↓

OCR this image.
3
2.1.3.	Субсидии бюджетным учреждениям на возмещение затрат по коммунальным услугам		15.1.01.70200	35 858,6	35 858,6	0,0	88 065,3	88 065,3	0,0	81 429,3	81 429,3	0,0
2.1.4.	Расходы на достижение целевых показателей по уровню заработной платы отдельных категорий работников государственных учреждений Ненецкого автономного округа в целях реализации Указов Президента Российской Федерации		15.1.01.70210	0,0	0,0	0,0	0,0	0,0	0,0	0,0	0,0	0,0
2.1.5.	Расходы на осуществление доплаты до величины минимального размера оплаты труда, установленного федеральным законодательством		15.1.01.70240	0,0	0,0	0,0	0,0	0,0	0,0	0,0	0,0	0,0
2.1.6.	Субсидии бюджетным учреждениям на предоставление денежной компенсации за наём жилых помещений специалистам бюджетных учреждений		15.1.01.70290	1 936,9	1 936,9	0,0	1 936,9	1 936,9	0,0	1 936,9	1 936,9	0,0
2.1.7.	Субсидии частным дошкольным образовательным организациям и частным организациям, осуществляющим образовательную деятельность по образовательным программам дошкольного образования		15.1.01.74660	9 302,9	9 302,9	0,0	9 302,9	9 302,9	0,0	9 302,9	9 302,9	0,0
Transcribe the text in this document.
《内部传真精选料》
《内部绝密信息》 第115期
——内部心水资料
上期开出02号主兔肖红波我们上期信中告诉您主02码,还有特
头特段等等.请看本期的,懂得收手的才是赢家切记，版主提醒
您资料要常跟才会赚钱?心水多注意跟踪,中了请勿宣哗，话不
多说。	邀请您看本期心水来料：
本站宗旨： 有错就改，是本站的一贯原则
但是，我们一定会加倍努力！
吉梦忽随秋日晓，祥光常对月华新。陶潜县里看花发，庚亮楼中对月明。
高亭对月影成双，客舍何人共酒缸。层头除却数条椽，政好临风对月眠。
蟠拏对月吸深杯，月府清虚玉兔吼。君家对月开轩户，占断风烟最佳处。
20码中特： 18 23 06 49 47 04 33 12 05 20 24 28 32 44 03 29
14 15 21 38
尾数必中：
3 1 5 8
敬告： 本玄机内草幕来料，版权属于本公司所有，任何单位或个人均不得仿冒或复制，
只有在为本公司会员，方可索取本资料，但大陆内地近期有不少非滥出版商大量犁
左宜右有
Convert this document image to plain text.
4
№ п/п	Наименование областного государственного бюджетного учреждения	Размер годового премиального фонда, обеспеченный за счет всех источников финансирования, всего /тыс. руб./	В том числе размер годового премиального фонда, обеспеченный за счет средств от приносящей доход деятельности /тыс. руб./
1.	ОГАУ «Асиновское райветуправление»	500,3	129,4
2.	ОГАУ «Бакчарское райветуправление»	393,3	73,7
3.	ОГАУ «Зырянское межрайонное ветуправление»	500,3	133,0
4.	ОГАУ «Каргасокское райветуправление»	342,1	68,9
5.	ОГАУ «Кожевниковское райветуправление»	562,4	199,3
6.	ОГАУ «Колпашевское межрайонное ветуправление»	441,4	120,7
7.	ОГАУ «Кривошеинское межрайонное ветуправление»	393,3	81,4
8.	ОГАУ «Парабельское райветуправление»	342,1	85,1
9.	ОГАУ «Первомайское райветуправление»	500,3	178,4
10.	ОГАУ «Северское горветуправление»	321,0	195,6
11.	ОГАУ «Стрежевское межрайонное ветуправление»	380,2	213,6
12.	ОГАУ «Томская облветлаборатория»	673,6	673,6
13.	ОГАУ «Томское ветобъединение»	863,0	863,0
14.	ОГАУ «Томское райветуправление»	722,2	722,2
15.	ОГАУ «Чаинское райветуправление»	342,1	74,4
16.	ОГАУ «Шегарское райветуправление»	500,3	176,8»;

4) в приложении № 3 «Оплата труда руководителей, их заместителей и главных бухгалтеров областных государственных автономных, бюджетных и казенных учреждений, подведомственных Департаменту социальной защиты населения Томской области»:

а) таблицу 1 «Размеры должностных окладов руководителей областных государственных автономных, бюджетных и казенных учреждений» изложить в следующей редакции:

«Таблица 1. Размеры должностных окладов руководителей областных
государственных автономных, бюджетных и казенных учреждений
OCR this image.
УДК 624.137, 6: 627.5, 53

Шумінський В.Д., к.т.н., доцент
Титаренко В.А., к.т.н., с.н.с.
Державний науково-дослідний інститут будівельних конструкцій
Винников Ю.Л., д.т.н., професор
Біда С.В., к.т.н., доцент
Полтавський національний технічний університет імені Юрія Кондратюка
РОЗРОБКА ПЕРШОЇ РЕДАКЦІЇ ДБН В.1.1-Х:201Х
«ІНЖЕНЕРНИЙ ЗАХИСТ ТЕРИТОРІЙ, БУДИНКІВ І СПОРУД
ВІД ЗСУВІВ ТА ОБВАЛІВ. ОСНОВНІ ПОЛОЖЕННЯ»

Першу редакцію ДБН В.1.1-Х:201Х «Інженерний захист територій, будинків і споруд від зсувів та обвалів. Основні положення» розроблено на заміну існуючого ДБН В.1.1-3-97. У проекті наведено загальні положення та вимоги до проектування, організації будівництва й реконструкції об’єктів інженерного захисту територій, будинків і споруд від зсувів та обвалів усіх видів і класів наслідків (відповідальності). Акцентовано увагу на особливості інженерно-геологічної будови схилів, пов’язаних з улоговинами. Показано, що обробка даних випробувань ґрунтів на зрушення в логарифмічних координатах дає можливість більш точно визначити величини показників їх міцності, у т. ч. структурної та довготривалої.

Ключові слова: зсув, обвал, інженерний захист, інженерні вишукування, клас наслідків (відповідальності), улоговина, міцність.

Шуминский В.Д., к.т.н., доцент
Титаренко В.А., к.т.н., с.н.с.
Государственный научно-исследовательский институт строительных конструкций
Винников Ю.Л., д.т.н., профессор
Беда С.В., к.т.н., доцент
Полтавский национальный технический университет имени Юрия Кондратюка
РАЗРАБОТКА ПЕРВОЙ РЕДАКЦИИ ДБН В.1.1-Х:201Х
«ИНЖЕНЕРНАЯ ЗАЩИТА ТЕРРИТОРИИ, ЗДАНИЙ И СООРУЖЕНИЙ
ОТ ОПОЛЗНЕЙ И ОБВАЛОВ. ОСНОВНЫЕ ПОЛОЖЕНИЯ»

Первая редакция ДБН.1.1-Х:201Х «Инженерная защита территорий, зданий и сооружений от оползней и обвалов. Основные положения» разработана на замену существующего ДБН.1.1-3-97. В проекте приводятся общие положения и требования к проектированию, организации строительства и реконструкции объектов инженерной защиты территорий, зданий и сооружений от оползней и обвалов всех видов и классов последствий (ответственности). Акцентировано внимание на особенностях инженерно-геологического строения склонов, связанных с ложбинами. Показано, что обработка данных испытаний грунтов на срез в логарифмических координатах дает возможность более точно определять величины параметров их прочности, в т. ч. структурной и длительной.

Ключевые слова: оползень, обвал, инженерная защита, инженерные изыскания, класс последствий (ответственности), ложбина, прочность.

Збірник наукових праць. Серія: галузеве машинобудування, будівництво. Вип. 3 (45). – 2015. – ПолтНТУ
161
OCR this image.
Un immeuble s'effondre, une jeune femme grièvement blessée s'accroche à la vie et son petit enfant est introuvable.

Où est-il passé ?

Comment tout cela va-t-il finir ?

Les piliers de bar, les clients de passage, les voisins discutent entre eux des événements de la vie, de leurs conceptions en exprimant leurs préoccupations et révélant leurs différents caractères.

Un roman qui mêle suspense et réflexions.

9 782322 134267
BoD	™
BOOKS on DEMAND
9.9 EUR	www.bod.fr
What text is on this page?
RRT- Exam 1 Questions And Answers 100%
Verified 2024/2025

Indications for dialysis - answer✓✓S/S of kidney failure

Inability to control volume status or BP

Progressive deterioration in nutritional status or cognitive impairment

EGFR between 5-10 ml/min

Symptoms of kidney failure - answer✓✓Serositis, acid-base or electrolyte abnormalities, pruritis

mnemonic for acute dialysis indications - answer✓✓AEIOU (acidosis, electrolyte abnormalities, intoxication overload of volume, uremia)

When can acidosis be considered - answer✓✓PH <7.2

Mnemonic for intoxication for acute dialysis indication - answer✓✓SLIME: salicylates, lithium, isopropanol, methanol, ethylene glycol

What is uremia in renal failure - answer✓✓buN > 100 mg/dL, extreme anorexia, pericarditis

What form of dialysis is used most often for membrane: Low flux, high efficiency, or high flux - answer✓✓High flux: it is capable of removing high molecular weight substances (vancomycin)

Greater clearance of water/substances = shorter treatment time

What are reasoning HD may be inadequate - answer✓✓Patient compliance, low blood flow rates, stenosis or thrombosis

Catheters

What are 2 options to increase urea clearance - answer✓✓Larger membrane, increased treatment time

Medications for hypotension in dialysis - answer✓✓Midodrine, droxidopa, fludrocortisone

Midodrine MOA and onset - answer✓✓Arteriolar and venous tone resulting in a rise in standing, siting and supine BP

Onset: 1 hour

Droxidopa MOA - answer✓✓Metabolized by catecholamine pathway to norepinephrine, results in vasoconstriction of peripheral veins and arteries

↑

* **YOUR GOAL**
Keep only the lines that hold the string "volume", and copy them out.

* **COMPLETE RESPONSE**
Inability to control volume status or BP
mnemonic for acute dialysis indications - answer✓✓AEIOU (acidosis, electrolyte abnormalities, intoxication overload of volume, uremia)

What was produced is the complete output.